Task objective » Pick out all lines of the entries that include the word "this" and copy them.

Recorded data
++++++

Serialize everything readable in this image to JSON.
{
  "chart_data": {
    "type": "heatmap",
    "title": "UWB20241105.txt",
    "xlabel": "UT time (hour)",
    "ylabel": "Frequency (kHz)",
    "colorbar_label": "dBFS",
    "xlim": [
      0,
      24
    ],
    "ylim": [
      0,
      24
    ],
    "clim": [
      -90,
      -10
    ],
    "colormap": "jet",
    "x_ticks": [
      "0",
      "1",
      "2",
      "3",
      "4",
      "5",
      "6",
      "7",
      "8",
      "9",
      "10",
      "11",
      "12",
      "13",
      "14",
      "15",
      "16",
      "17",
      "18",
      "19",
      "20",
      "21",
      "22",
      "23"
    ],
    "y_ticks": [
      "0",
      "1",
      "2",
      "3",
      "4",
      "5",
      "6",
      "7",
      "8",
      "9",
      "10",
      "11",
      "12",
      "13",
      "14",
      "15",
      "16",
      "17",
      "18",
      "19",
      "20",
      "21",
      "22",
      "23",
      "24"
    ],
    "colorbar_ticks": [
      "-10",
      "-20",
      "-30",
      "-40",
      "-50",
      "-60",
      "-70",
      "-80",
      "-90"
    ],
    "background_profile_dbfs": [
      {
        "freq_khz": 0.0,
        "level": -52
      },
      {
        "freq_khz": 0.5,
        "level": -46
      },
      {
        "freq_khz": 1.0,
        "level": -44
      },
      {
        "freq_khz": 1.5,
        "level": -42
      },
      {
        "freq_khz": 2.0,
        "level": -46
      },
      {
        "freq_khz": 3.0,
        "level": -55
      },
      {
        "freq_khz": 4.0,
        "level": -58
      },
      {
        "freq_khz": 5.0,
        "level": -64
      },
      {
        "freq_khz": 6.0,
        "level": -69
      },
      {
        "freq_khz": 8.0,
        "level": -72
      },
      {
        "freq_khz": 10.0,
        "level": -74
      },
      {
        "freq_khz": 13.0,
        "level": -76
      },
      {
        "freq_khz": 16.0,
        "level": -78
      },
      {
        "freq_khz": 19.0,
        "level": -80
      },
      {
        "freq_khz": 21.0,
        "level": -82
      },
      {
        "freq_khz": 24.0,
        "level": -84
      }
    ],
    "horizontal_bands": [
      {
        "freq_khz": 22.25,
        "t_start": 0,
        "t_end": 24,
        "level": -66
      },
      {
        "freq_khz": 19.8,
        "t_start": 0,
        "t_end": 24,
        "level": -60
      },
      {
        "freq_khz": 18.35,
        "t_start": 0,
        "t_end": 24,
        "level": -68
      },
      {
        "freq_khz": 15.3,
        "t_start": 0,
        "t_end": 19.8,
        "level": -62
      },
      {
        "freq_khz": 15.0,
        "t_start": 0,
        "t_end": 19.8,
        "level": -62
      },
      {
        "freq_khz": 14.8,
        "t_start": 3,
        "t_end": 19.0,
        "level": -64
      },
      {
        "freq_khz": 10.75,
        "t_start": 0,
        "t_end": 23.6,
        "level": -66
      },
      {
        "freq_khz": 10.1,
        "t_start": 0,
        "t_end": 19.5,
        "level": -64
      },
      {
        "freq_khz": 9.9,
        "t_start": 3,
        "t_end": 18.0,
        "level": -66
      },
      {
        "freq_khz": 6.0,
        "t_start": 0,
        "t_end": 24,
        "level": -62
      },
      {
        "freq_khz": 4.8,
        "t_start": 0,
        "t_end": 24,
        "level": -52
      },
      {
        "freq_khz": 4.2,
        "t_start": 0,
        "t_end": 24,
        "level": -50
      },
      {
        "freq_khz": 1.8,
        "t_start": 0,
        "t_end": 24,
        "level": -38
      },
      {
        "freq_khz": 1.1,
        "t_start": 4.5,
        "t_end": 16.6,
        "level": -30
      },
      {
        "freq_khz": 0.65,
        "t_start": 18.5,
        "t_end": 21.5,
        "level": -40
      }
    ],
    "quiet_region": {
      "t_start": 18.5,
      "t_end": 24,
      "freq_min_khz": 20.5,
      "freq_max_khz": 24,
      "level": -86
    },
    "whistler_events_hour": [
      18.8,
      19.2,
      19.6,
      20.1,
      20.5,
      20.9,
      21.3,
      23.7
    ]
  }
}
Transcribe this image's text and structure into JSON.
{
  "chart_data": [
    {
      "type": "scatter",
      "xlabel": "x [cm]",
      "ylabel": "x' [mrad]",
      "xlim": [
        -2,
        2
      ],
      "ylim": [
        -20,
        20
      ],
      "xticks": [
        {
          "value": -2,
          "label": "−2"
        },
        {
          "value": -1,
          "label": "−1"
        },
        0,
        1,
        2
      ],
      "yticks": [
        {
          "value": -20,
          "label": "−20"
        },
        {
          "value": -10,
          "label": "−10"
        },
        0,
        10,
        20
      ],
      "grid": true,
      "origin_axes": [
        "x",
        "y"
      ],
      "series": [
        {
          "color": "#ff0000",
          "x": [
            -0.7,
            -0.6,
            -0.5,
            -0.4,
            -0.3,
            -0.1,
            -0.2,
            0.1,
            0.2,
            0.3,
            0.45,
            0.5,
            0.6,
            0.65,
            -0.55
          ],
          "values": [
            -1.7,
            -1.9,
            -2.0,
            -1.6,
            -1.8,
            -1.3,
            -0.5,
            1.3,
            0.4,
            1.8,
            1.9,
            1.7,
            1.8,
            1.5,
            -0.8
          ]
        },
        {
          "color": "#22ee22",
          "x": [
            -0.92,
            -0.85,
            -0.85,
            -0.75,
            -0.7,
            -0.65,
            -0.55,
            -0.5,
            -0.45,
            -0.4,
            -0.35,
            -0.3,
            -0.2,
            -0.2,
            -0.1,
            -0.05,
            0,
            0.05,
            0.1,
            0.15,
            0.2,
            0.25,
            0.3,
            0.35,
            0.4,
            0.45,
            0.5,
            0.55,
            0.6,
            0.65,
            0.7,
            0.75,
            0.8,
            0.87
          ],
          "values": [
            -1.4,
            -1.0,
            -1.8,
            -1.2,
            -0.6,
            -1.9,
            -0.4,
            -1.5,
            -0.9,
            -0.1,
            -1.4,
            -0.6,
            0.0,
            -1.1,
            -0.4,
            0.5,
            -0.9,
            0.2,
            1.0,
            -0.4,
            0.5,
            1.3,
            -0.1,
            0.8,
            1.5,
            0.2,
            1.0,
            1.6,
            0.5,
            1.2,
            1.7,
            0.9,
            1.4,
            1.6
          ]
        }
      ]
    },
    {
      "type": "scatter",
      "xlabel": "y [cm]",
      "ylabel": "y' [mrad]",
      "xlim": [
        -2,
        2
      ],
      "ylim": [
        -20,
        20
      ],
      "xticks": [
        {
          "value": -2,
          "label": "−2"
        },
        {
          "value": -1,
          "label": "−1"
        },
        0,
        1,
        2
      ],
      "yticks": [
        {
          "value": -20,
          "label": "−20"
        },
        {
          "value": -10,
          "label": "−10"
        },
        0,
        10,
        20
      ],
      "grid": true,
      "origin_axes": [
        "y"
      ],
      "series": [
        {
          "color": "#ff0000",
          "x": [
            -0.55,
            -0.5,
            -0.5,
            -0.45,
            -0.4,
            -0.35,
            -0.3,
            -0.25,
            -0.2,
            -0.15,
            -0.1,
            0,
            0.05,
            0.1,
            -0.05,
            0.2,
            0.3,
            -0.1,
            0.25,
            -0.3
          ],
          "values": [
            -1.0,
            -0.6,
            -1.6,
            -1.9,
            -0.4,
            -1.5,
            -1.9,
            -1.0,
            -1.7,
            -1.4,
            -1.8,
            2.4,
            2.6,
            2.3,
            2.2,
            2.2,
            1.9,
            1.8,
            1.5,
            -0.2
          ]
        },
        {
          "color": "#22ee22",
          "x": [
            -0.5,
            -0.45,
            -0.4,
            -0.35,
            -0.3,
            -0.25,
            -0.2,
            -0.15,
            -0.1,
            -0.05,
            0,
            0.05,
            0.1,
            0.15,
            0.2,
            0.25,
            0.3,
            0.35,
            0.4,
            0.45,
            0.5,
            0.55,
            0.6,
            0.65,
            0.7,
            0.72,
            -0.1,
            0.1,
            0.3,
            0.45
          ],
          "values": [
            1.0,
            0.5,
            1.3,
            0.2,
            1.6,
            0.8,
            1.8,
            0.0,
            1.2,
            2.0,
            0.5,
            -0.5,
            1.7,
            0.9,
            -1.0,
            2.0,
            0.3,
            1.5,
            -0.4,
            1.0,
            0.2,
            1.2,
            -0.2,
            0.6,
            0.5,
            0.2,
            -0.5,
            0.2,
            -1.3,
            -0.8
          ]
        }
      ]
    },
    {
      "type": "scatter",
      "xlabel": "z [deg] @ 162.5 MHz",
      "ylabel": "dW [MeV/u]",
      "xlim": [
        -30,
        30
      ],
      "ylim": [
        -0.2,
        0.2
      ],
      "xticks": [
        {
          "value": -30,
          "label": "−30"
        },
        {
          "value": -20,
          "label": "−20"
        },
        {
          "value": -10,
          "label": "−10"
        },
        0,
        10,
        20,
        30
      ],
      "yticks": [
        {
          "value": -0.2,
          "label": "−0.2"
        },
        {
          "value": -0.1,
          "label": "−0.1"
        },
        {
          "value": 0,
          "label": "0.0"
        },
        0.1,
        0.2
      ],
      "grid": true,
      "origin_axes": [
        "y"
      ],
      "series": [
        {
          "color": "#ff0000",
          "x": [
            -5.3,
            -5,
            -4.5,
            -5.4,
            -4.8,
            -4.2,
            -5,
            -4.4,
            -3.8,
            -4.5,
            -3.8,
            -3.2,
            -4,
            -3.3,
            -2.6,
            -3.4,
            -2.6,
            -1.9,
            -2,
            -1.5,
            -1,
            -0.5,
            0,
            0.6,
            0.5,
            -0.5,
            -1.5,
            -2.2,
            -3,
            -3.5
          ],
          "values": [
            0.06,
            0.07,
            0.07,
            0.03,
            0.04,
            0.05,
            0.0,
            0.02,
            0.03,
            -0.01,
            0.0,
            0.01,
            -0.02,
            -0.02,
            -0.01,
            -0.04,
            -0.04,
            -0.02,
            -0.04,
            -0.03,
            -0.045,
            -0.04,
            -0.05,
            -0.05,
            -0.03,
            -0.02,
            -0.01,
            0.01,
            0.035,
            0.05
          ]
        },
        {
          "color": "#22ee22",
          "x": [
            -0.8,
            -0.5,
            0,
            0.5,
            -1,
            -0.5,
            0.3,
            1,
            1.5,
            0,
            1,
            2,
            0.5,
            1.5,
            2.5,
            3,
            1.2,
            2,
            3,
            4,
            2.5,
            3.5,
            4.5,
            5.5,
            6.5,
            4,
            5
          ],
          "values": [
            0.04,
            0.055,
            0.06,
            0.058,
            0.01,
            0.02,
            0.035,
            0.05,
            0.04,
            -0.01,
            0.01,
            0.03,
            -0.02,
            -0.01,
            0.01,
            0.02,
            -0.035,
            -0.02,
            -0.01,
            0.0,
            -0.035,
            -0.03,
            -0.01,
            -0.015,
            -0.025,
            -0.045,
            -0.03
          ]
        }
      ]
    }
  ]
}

++++++

Output of the task »
Serialize everything readable in this image to JSON.
Transcribe this image's text and structure into JSON.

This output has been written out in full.